GOAL OF THE EXERCISE:
Reproduce word for word the part of the Q&A thread on arrays and linked lists below, starting at "Robert Ludlum" and ending at "and an array?".

EXCERPTED TEXT:

Question:
Data Structures in Programming (Arrays and Linked Lists)?
Robert Ludlum
2010-10-20 06:47:25 UTC
What is the average number of nodes accessed in searching for a particular element in an unordered list? In an ordered list? In an unordered array? In an ordered array?

Is there a difference between linear search in a linked list and an array?

The best answer will receive more points than usual.
Three answers:
anonymous
2010-10-20 06:54:48 UTC
1. unordered list: list length / 2, if unordered means random. Ordered list: same. Unordered array: same. Ordered array: less, if doing a binary search or similar efficient (non-linear) strategies, but it depends on the strategy, and none has been specified.



2. No, not in terms of how many nodes are accessed, if they're sorted the same way.
deonejuan
2010-10-20 06:57:55 UTC
A LinkedList ONLY works because insertions and deletions are done in sort order.

SUPPLIED DATA:
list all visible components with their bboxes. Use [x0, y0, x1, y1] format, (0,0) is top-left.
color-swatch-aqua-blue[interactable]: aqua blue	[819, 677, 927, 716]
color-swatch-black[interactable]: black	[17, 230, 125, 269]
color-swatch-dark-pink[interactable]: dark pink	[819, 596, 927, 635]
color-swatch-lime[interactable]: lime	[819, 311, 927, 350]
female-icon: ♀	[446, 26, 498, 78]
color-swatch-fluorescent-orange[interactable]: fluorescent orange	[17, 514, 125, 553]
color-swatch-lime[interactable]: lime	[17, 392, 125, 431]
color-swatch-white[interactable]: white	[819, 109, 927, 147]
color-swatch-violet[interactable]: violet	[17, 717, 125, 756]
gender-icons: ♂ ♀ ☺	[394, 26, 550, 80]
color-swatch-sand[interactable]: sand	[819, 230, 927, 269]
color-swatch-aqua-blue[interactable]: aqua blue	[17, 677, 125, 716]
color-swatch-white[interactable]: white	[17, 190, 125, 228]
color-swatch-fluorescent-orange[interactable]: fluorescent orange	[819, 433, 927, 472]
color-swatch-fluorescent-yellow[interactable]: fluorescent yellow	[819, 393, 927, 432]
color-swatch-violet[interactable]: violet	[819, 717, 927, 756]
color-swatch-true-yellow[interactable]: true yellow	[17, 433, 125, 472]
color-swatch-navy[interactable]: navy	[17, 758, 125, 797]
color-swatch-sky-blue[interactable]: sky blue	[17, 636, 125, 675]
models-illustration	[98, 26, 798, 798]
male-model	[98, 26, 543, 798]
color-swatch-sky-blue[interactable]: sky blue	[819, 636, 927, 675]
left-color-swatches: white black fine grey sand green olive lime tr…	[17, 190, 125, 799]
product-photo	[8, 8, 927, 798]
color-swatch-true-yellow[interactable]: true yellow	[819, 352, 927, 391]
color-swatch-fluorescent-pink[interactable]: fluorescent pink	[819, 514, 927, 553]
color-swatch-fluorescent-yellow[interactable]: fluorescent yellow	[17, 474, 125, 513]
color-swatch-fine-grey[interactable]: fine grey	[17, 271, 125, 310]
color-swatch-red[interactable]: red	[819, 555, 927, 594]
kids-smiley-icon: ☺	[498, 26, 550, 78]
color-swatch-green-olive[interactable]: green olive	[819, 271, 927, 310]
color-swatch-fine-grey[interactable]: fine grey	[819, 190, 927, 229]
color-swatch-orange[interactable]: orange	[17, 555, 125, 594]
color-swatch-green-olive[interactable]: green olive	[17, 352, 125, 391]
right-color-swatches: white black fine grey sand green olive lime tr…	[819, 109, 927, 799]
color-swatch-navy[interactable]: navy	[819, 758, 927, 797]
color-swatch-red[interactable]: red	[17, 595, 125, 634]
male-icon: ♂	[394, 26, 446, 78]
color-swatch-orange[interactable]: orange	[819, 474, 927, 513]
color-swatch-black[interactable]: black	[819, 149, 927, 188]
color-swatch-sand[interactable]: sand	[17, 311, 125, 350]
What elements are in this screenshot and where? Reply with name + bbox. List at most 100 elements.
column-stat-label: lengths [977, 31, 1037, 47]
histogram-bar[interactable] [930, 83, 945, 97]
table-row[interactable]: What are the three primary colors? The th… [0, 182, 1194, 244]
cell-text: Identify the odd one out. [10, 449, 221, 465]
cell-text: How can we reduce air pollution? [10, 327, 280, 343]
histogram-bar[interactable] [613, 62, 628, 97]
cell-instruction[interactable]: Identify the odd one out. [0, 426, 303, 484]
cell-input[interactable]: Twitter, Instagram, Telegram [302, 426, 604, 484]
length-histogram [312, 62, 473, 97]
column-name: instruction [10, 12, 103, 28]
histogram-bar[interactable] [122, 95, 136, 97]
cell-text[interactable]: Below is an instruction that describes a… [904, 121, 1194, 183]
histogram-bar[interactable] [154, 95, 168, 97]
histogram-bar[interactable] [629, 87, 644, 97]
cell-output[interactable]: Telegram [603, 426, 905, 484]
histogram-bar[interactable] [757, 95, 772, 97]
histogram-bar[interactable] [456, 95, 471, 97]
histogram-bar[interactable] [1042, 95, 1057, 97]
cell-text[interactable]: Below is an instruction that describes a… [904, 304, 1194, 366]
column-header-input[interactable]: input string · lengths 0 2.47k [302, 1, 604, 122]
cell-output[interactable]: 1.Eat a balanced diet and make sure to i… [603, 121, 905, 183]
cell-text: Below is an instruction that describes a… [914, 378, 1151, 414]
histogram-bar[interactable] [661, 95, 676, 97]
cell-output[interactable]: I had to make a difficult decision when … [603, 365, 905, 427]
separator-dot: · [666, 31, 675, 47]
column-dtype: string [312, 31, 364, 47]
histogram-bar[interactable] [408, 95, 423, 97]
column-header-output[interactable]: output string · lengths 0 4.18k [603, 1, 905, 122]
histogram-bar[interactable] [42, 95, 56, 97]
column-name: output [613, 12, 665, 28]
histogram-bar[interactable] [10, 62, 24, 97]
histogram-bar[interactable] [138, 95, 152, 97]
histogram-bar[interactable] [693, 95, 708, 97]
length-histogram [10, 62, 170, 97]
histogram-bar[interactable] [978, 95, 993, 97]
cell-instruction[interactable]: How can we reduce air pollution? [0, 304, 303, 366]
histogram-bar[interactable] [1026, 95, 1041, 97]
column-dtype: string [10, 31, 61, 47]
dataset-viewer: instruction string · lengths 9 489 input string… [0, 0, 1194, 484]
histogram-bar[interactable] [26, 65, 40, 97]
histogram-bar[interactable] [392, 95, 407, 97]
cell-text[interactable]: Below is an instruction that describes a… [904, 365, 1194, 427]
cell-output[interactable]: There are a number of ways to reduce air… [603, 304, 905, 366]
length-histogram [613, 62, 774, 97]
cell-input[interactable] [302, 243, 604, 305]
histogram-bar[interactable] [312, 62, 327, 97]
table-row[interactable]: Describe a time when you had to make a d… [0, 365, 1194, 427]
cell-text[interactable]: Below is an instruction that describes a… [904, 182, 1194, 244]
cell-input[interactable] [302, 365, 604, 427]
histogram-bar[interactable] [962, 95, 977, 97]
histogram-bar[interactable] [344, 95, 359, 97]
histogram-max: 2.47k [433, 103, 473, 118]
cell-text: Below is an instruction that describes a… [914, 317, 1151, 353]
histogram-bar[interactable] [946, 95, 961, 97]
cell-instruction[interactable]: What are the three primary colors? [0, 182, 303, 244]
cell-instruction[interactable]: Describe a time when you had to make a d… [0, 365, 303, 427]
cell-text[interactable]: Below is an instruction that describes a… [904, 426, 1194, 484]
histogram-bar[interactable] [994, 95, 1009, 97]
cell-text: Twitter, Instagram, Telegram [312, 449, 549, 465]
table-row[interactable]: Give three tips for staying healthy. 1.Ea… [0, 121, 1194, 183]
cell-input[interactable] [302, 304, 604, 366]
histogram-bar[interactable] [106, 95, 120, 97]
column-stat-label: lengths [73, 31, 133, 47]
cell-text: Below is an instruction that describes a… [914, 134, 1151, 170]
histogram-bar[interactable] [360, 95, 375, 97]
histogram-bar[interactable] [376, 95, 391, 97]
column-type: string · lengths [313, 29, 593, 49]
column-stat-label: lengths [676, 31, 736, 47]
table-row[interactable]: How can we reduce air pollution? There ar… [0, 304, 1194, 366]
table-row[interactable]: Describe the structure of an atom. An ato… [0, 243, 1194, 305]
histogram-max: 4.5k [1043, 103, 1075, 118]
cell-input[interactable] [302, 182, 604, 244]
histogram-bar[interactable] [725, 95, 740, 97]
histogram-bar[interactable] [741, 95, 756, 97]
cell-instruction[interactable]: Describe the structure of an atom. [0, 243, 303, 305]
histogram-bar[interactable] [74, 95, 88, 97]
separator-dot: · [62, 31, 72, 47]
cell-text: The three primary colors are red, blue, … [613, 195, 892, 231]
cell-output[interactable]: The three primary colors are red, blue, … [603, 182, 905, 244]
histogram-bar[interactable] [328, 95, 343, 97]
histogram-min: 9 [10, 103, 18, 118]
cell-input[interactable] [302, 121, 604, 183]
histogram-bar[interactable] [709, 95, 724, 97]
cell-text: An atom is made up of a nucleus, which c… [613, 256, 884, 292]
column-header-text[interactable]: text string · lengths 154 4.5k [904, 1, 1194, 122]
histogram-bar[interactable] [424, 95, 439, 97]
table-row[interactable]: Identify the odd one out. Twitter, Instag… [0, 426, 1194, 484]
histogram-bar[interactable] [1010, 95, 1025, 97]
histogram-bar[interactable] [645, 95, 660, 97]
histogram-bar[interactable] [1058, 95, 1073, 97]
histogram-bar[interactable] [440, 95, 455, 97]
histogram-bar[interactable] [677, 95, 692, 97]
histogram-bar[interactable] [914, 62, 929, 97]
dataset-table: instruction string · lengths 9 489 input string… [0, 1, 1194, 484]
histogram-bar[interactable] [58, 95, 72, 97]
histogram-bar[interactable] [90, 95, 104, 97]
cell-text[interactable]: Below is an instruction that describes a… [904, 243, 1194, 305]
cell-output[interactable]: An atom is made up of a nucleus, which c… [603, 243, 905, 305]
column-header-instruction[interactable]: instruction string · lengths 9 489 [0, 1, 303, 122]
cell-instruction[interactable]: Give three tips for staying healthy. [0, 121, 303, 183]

RESULT BELOW:
Robert Ludlum
2010-10-20 06:47:25 UTC
What is the average number of nodes accessed in searching for a particular element in an unordered list? In an ordered list? In an unordered array? In an ordered array?

Is there a difference between linear search in a linked list and an array?